● **TASK DETAILS**
Would you transcribe the whole listing exactly, minus its pictures?
━━ RECORD LIST ━━
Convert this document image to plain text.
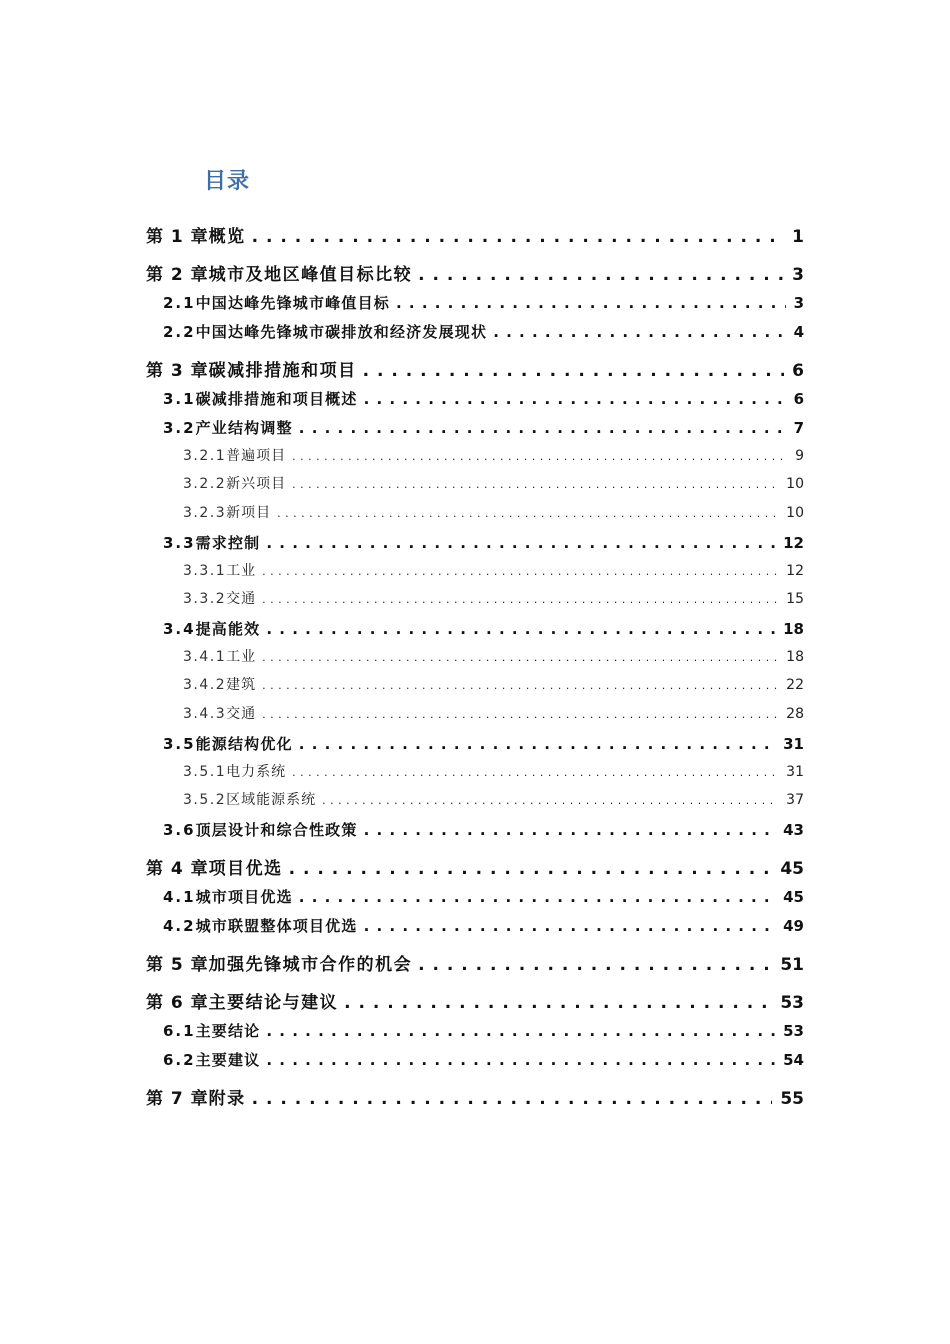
目录
第 1 章 概览 . . .	1
第 2 章 城市及地区峰值目标比较 . . .	3
2.1 中国达峰先锋城市峰值目标 . . .	3
2.2 中国达峰先锋城市碳排放和经济发展现状 . . .	4
第 3 章 碳减排措施和项目 . . .	6
3.1 碳减排措施和项目概述 . . .	6
3.2 产业结构调整 . . .	7
3.2.1 普遍项目 . . .	9
3.2.2 新兴项目 . . .	10
3.2.3 新项目 . . .	10
3.3 需求控制 . . .	12
3.3.1 工业 . . .	12
3.3.2 交通 . . .	15
3.4 提高能效 . . .	18
3.4.1 工业 . . .	18
3.4.2 建筑 . . .	22
3.4.3 交通 . . .	28
3.5 能源结构优化 . . .	31
3.5.1 电力系统 . . .	31
3.5.2 区域能源系统 . . .	37
3.6 顶层设计和综合性政策 . . .	43
第 4 章 项目优选 . . .	45
4.1 城市项目优选 . . .	45
4.2 城市联盟整体项目优选 . . .	49
第 5 章 加强先锋城市合作的机会 . . .	51
第 6 章 主要结论与建议 . . .	53
6.1 主要结论 . . .	53
6.2 主要建议 . . .	54
第 7 章 附录 . . .	55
━━━
● **REPLY TO THE EXERCISE**
Convert this document image to plain text.
目录
第 1 章 概览 . . .	1
第 2 章 城市及地区峰值目标比较 . . .	3
2.1 中国达峰先锋城市峰值目标 . . .	3
2.2 中国达峰先锋城市碳排放和经济发展现状 . . .	4
第 3 章 碳减排措施和项目 . . .	6
3.1 碳减排措施和项目概述 . . .	6
3.2 产业结构调整 . . .	7
3.2.1 普遍项目 . . .	9
3.2.2 新兴项目 . . .	10
3.2.3 新项目 . . .	10
3.3 需求控制 . . .	12
3.3.1 工业 . . .	12
3.3.2 交通 . . .	15
3.4 提高能效 . . .	18
3.4.1 工业 . . .	18
3.4.2 建筑 . . .	22
3.4.3 交通 . . .	28
3.5 能源结构优化 . . .	31
3.5.1 电力系统 . . .	31
3.5.2 区域能源系统 . . .	37
3.6 顶层设计和综合性政策 . . .	43
第 4 章 项目优选 . . .	45
4.1 城市项目优选 . . .	45
4.2 城市联盟整体项目优选 . . .	49
第 5 章 加强先锋城市合作的机会 . . .	51
第 6 章 主要结论与建议 . . .	53
6.1 主要结论 . . .	53
6.2 主要建议 . . .	54
第 7 章 附录 . . .	55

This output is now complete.